→ Working data
╔══

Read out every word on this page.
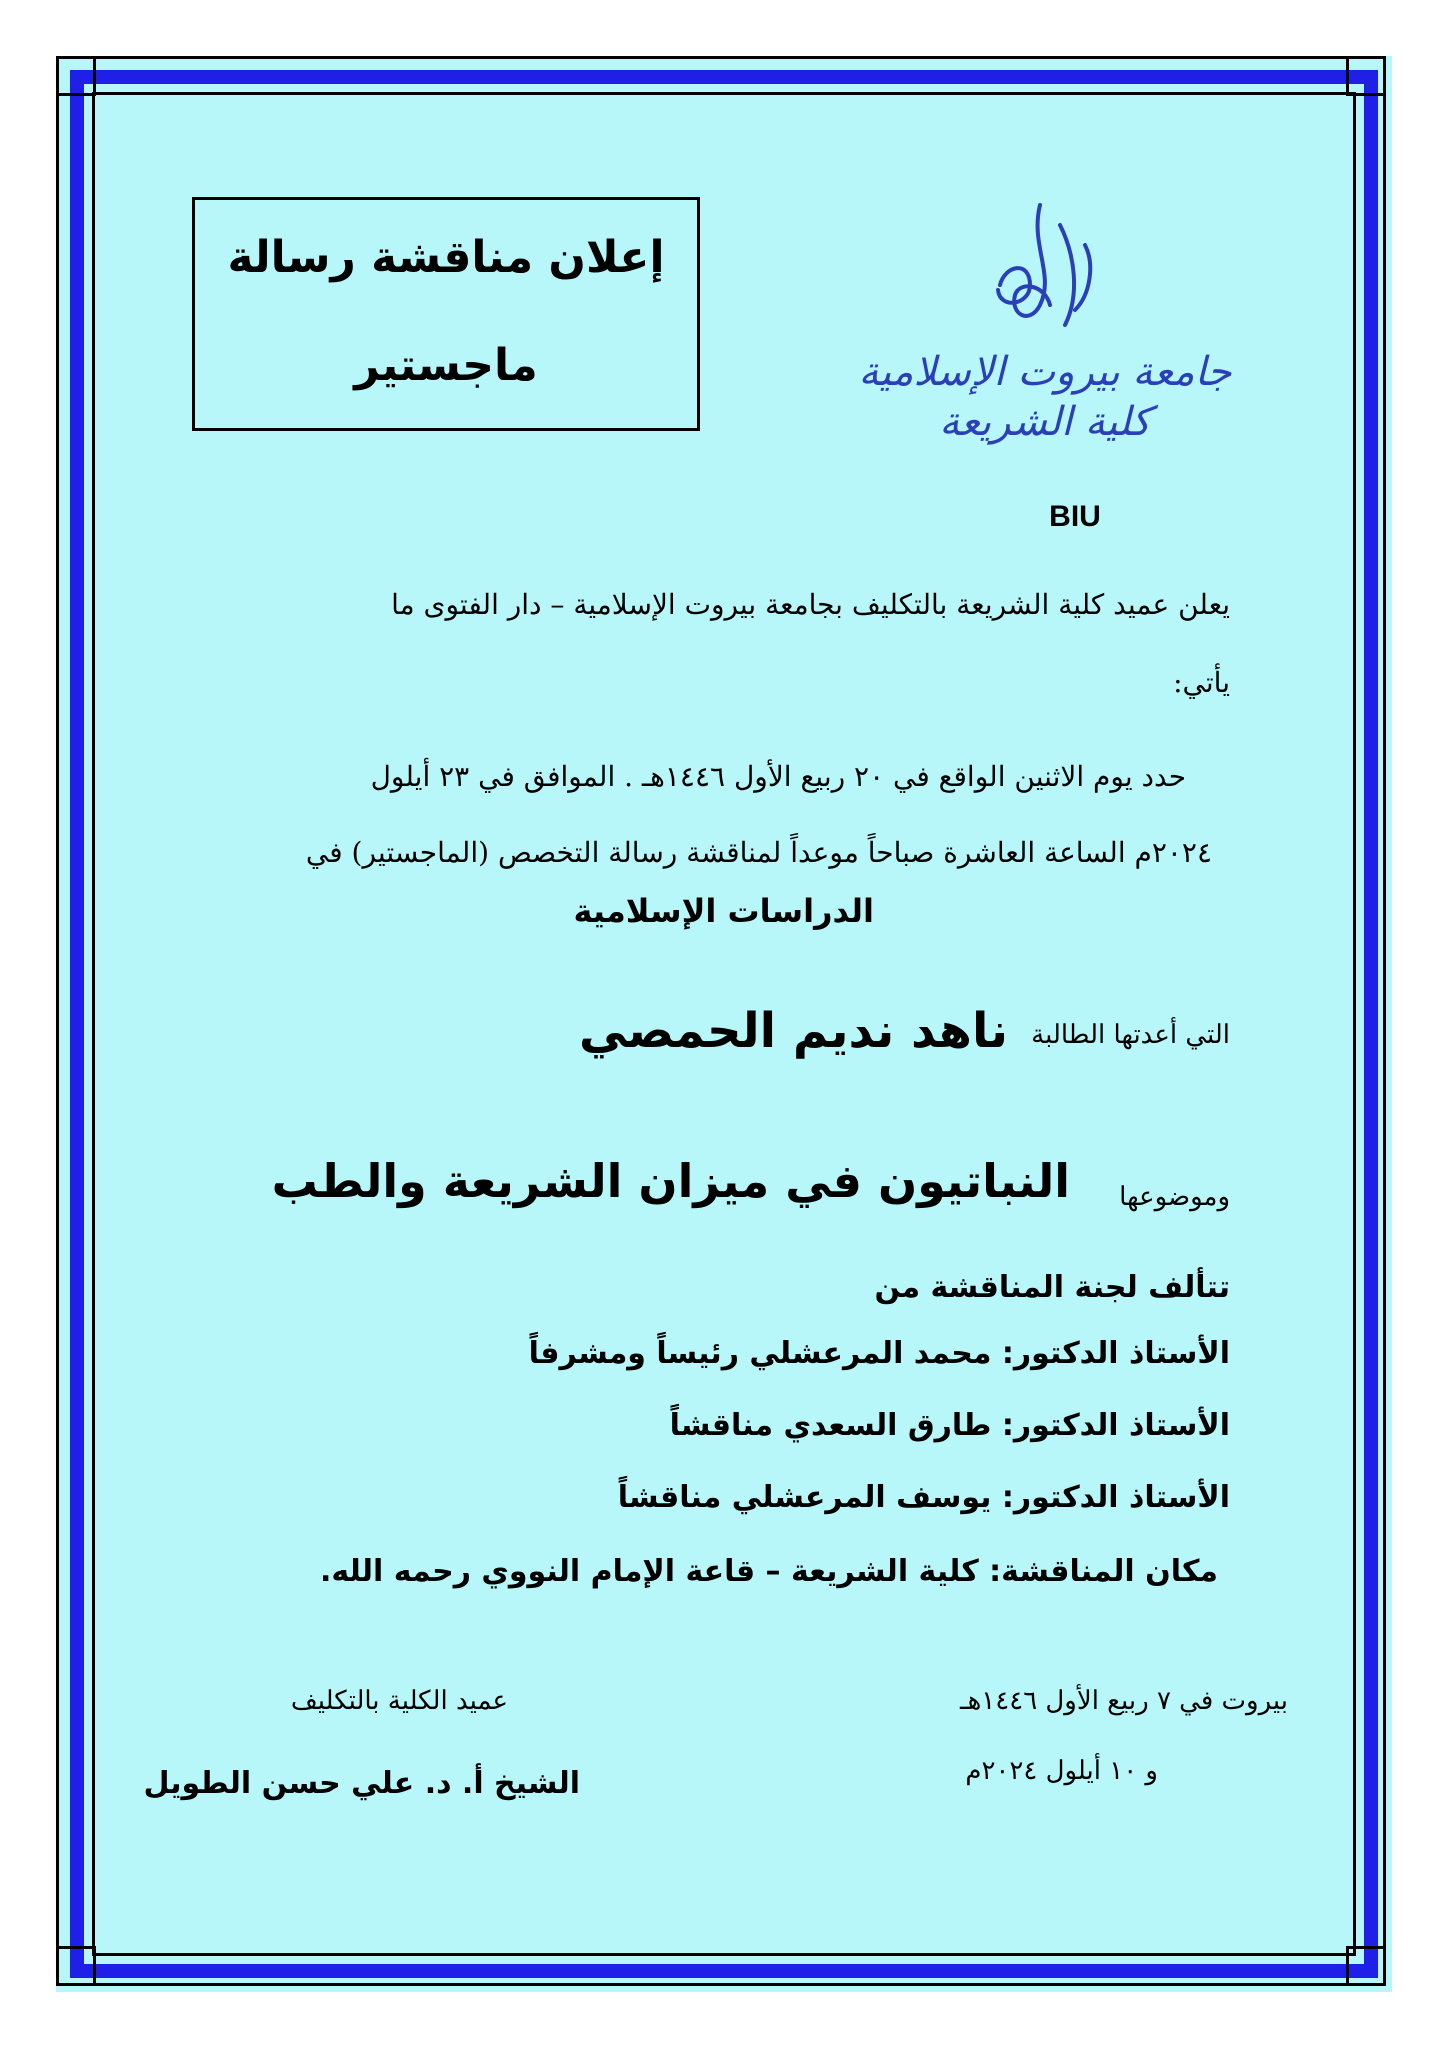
إعلان مناقشة رسالة
ماجستير	جامعة بيروت الإسلامية
كلية الشريعة
BIU
يعلن عميد كلية الشريعة بالتكليف بجامعة بيروت الإسلامية – دار الفتوى ما
يأتي:
حدد يوم الاثنين الواقع في ٢٠ ربيع الأول ١٤٤٦هـ . الموافق في ٢٣ أيلول
٢٠٢٤م الساعة العاشرة صباحاً موعداً لمناقشة رسالة التخصص (الماجستير) في
الدراسات الإسلامية
التي أعدتها الطالبة
ناهد نديم الحمصي
وموضوعها
النباتيون في ميزان الشريعة والطب
تتألف لجنة المناقشة من
الأستاذ الدكتور: محمد المرعشلي رئيساً ومشرفاً
الأستاذ الدكتور: طارق السعدي مناقشاً
الأستاذ الدكتور: يوسف المرعشلي مناقشاً
مكان المناقشة: كلية الشريعة – قاعة الإمام النووي رحمه الله.
بيروت في ٧ ربيع الأول ١٤٤٦هـ
و ١٠ أيلول ٢٠٢٤م
عميد الكلية بالتكليف
الشيخ أ. د. علي حسن الطويل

╚══

→ What you need to do
Transcribe the entries above verbatim, omitting their pictures.

→ Completed task
Read out every word on this page.
إعلان مناقشة رسالة
ماجستير	جامعة بيروت الإسلامية
كلية الشريعة
BIU
يعلن عميد كلية الشريعة بالتكليف بجامعة بيروت الإسلامية – دار الفتوى ما
يأتي:
حدد يوم الاثنين الواقع في ٢٠ ربيع الأول ١٤٤٦هـ . الموافق في ٢٣ أيلول
٢٠٢٤م الساعة العاشرة صباحاً موعداً لمناقشة رسالة التخصص (الماجستير) في
الدراسات الإسلامية
التي أعدتها الطالبة
ناهد نديم الحمصي
وموضوعها
النباتيون في ميزان الشريعة والطب
تتألف لجنة المناقشة من
الأستاذ الدكتور: محمد المرعشلي رئيساً ومشرفاً
الأستاذ الدكتور: طارق السعدي مناقشاً
الأستاذ الدكتور: يوسف المرعشلي مناقشاً
مكان المناقشة: كلية الشريعة – قاعة الإمام النووي رحمه الله.
بيروت في ٧ ربيع الأول ١٤٤٦هـ
و ١٠ أيلول ٢٠٢٤م
عميد الكلية بالتكليف
الشيخ أ. د. علي حسن الطويل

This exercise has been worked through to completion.